------ STORED RECORDS ------

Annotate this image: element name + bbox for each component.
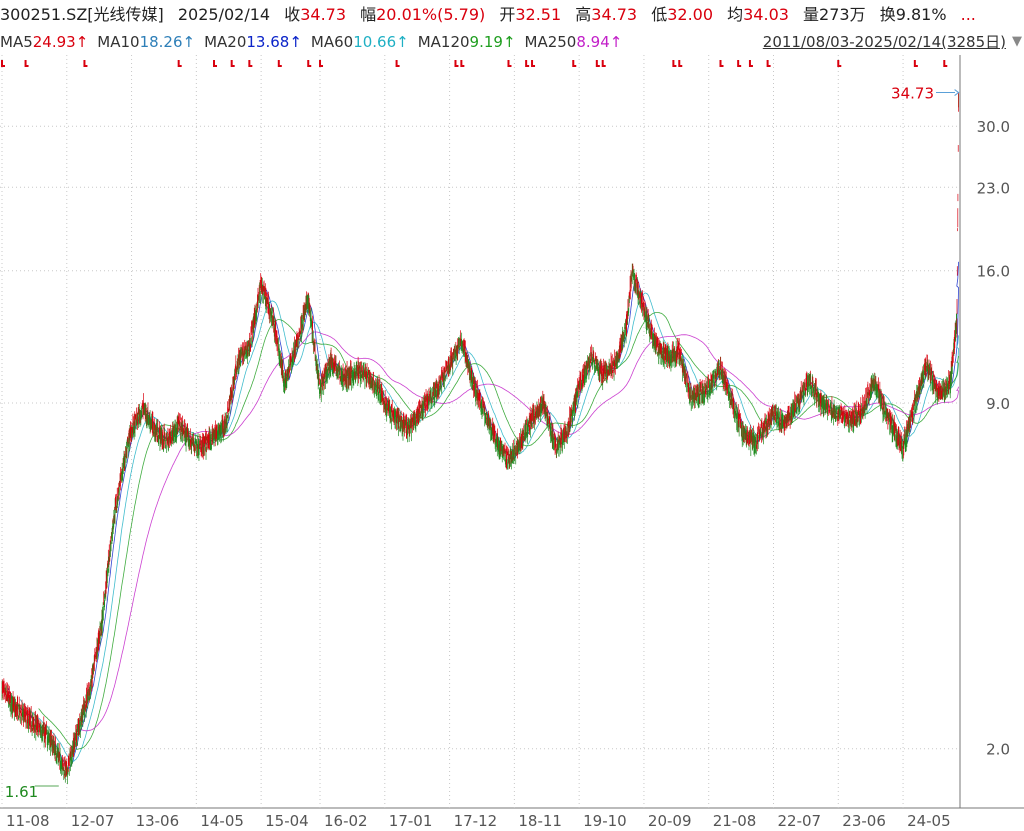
y-tick-label: 23.0 — [977, 179, 1010, 197]
event-marker-icon — [943, 60, 948, 67]
x-tick-label: 23-06 — [842, 812, 886, 830]
turnover-value: 9.81% — [895, 5, 947, 24]
low-label: 低 — [651, 5, 668, 24]
volume-value: 273万 — [819, 5, 866, 24]
more-indicator[interactable]: ... — [960, 5, 976, 24]
volume-label: 量 — [803, 5, 820, 24]
ma-legend-value: 13.68↑ — [246, 33, 302, 51]
stock-symbol: 300251.SZ[光线传媒] — [0, 5, 164, 24]
ma-line-ma120 — [38, 312, 959, 750]
x-tick-label: 15-04 — [265, 812, 309, 830]
event-marker-icon — [1, 60, 5, 67]
dropdown-arrow-icon[interactable]: ▼ — [1012, 34, 1022, 49]
close-value: 34.73 — [300, 5, 347, 24]
x-tick-label: 21-08 — [713, 812, 757, 830]
event-marker-icon — [319, 60, 324, 67]
change-label: 幅 — [360, 5, 377, 24]
ma-legend-name: MA250 — [524, 33, 577, 51]
event-marker-icon — [572, 60, 577, 67]
ma-line-ma20 — [7, 261, 959, 769]
y-tick-label: 9.0 — [986, 395, 1010, 413]
ma-line-ma250 — [78, 331, 959, 732]
x-tick-label: 20-09 — [648, 812, 692, 830]
event-marker-icon — [460, 60, 465, 67]
x-tick-label: 17-01 — [389, 812, 433, 830]
quote-date: 2025/02/14 — [177, 5, 271, 24]
ma-legend-value: 10.66↑ — [353, 33, 409, 51]
open-value: 32.51 — [515, 5, 562, 24]
event-marker-icon — [24, 60, 29, 67]
x-tick-label: 18-11 — [518, 812, 562, 830]
event-marker-icon — [766, 60, 771, 67]
ma-legend-value: 18.26↑ — [139, 33, 196, 51]
ma-legend-name: MA5 — [0, 33, 33, 51]
y-tick-label: 16.0 — [977, 263, 1010, 281]
event-marker-icon — [213, 60, 218, 67]
event-marker-icon — [837, 60, 842, 67]
ma-legend-value: 9.19↑ — [469, 33, 516, 51]
ma-line-ma60 — [19, 292, 959, 762]
event-marker-icon — [307, 60, 312, 67]
ma-legend: MA5 24.93↑ MA10 18.26↑ MA20 13.68↑ MA60 10.… — [0, 31, 1024, 53]
quote-header: 300251.SZ[光线传媒] 2025/02/14 收34.73 幅20.01… — [0, 0, 1024, 30]
date-range[interactable]: 2011/08/03-2025/02/14(3285日) — [762, 33, 1006, 51]
y-tick-label: 30.0 — [977, 118, 1010, 136]
open-label: 开 — [499, 5, 516, 24]
min-price-label: 1.61 — [5, 783, 38, 801]
ma-legend-value: 24.93↑ — [32, 33, 89, 51]
change-value: 20.01%(5.79) — [376, 5, 486, 24]
event-marker-icon — [748, 60, 753, 67]
max-price-label: 34.73 — [891, 85, 934, 103]
high-label: 高 — [575, 5, 592, 24]
event-marker-icon — [507, 60, 512, 67]
avg-value: 34.03 — [743, 5, 789, 24]
x-tick-label: 13-06 — [136, 812, 180, 830]
x-tick-label: 19-10 — [583, 812, 627, 830]
event-marker-icon — [454, 60, 459, 67]
ma-legend-value: 8.94↑ — [576, 33, 623, 51]
event-marker-icon — [248, 60, 253, 67]
y-tick-label: 2.0 — [986, 741, 1010, 759]
ma-legend-name: MA20 — [204, 33, 247, 51]
x-tick-label: 22-07 — [778, 812, 822, 830]
x-tick-label: 17-12 — [454, 812, 498, 830]
event-marker-icon — [595, 60, 600, 67]
low-value: 32.00 — [667, 5, 714, 24]
x-tick-label: 11-08 — [6, 812, 50, 830]
x-tick-label: 12-07 — [71, 812, 115, 830]
event-marker-icon — [277, 60, 282, 67]
ma-legend-name: MA120 — [417, 33, 470, 51]
event-marker-icon — [601, 60, 606, 67]
event-marker-icon — [177, 60, 182, 67]
event-marker-icon — [395, 60, 400, 67]
x-tick-label: 16-02 — [324, 812, 368, 830]
event-marker-icon — [737, 60, 742, 67]
arrow-icon — [954, 89, 960, 96]
event-marker-icon — [678, 60, 683, 67]
x-tick-label: 14-05 — [200, 812, 244, 830]
avg-label: 均 — [727, 5, 744, 24]
event-marker-icon — [531, 60, 536, 67]
event-marker-icon — [672, 60, 677, 67]
event-marker-icon — [913, 60, 918, 67]
event-marker-icon — [83, 60, 88, 67]
event-marker-icon — [525, 60, 530, 67]
close-label: 收 — [284, 5, 301, 24]
high-value: 34.73 — [591, 5, 638, 24]
x-tick-label: 24-05 — [907, 812, 951, 830]
ma-legend-name: MA60 — [310, 33, 354, 51]
event-marker-icon — [719, 60, 724, 67]
turnover-label: 换 — [879, 5, 896, 24]
event-marker-icon — [230, 60, 235, 67]
ma-legend-name: MA10 — [97, 33, 140, 51]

------

**EXERCISE TASK:** Render every line of the rows above as a Markdown table with the columns "Line No." and "Text", numbering the lines in order and skipping blank ones. Omit the pictures from the table.

**REPLY:**
| Line No. | Text |
|---|---|
| 1 | Annotate this image: element name + bbox for each component. |
| 2 | y-tick-label: 23.0 — [977, 179, 1010, 197] |
| 3 | event-marker-icon — [943, 60, 948, 67] |
| 4 | x-tick-label: 23-06 — [842, 812, 886, 830] |
| 5 | turnover-value: 9.81% — [895, 5, 947, 24] |
| 6 | low-label: 低 — [651, 5, 668, 24] |
| 7 | volume-value: 273万 — [819, 5, 866, 24] |
| 8 | more-indicator[interactable]: ... — [960, 5, 976, 24] |
| 9 | volume-label: 量 — [803, 5, 820, 24] |
| 10 | ma-legend-value: 13.68↑ — [246, 33, 302, 51] |
| 11 | stock-symbol: 300251.SZ[光线传媒] — [0, 5, 164, 24] |
| 12 | ma-line-ma120 — [38, 312, 959, 750] |
| 13 | x-tick-label: 15-04 — [265, 812, 309, 830] |
| 14 | event-marker-icon — [1, 60, 5, 67] |
| 15 | dropdown-arrow-icon[interactable]: ▼ — [1012, 34, 1022, 49] |
| 16 | close-value: 34.73 — [300, 5, 347, 24] |
| 17 | x-tick-label: 21-08 — [713, 812, 757, 830] |
| 18 | event-marker-icon — [319, 60, 324, 67] |
| 19 | change-label: 幅 — [360, 5, 377, 24] |
| 20 | ma-legend-name: MA250 — [524, 33, 577, 51] |
| 21 | event-marker-icon — [572, 60, 577, 67] |
| 22 | ma-line-ma20 — [7, 261, 959, 769] |
| 23 | y-tick-label: 9.0 — [986, 395, 1010, 413] |
| 24 | ma-line-ma250 — [78, 331, 959, 732] |
| 25 | x-tick-label: 20-09 — [648, 812, 692, 830] |
| 26 | event-marker-icon — [460, 60, 465, 67] |
| 27 | x-tick-label: 17-01 — [389, 812, 433, 830] |
| 28 | quote-date: 2025/02/14 — [177, 5, 271, 24] |
| 29 | ma-legend-value: 10.66↑ — [353, 33, 409, 51] |
| 30 | open-value: 32.51 — [515, 5, 562, 24] |
| 31 | event-marker-icon — [24, 60, 29, 67] |
| 32 | x-tick-label: 18-11 — [518, 812, 562, 830] |
| 33 | event-marker-icon — [766, 60, 771, 67] |
| 34 | ma-legend-value: 18.26↑ — [139, 33, 196, 51] |
| 35 | ma-legend-name: MA5 — [0, 33, 33, 51] |
| 36 | y-tick-label: 16.0 — [977, 263, 1010, 281] |
| 37 | event-marker-icon — [213, 60, 218, 67] |
| 38 | event-marker-icon — [837, 60, 842, 67] |
| 39 | ma-legend-value: 9.19↑ — [469, 33, 516, 51] |
| 40 | ma-line-ma60 — [19, 292, 959, 762] |
| 41 | event-marker-icon — [307, 60, 312, 67] |
| 42 | ma-legend: MA5 24.93↑ MA10 18.26↑ MA20 13.68↑ MA60 10.… — [0, 31, 1024, 53] |
| 43 | quote-header: 300251.SZ[光线传媒] 2025/02/14 收34.73 幅20.01… — [0, 0, 1024, 30] |
| 44 | date-range[interactable]: 2011/08/03-2025/02/14(3285日) — [762, 33, 1006, 51] |
| 45 | y-tick-label: 30.0 — [977, 118, 1010, 136] |
| 46 | open-label: 开 — [499, 5, 516, 24] |
| 47 | min-price-label: 1.61 — [5, 783, 38, 801] |
| 48 | ma-legend-value: 24.93↑ — [32, 33, 89, 51] |
| 49 | change-value: 20.01%(5.79) — [376, 5, 486, 24] |
| 50 | event-marker-icon — [748, 60, 753, 67] |
| 51 | max-price-label: 34.73 — [891, 85, 934, 103] |
| 52 | high-label: 高 — [575, 5, 592, 24] |
| 53 | event-marker-icon — [507, 60, 512, 67] |
| 54 | avg-value: 34.03 — [743, 5, 789, 24] |
| 55 | x-tick-label: 13-06 — [136, 812, 180, 830] |
| 56 | x-tick-label: 19-10 — [583, 812, 627, 830] |
| 57 | event-marker-icon — [454, 60, 459, 67] |
| 58 | ma-legend-value: 8.94↑ — [576, 33, 623, 51] |
| 59 | event-marker-icon — [248, 60, 253, 67] |
| 60 | y-tick-label: 2.0 — [986, 741, 1010, 759] |
| 61 | ma-legend-name: MA20 — [204, 33, 247, 51] |
| 62 | x-tick-label: 22-07 — [778, 812, 822, 830] |
| 63 | x-tick-label: 17-12 — [454, 812, 498, 830] |
| 64 | event-marker-icon — [595, 60, 600, 67] |
| 65 | low-value: 32.00 — [667, 5, 714, 24] |
| 66 | x-tick-label: 11-08 — [6, 812, 50, 830] |
| 67 | x-tick-label: 12-07 — [71, 812, 115, 830] |
| 68 | event-marker-icon — [277, 60, 282, 67] |
| 69 | ma-legend-name: MA120 — [417, 33, 470, 51] |
| 70 | event-marker-icon — [601, 60, 606, 67] |
| 71 | event-marker-icon — [177, 60, 182, 67] |
| 72 | event-marker-icon — [395, 60, 400, 67] |
| 73 | x-tick-label: 16-02 — [324, 812, 368, 830] |
| 74 | event-marker-icon — [737, 60, 742, 67] |
| 75 | arrow-icon — [954, 89, 960, 96] |
| 76 | event-marker-icon — [678, 60, 683, 67] |
| 77 | x-tick-label: 14-05 — [200, 812, 244, 830] |
| 78 | avg-label: 均 — [727, 5, 744, 24] |
| 79 | event-marker-icon — [531, 60, 536, 67] |
| 80 | event-marker-icon — [672, 60, 677, 67] |
| 81 | event-marker-icon — [913, 60, 918, 67] |
| 82 | event-marker-icon — [83, 60, 88, 67] |
| 83 | event-marker-icon — [525, 60, 530, 67] |
| 84 | close-label: 收 — [284, 5, 301, 24] |
| 85 | high-value: 34.73 — [591, 5, 638, 24] |
| 86 | x-tick-label: 24-05 — [907, 812, 951, 830] |
| 87 | ma-legend-name: MA60 — [310, 33, 354, 51] |
| 88 | event-marker-icon — [719, 60, 724, 67] |
| 89 | turnover-label: 换 — [879, 5, 896, 24] |
| 90 | event-marker-icon — [230, 60, 235, 67] |
| 91 | ma-legend-name: MA10 — [97, 33, 140, 51] |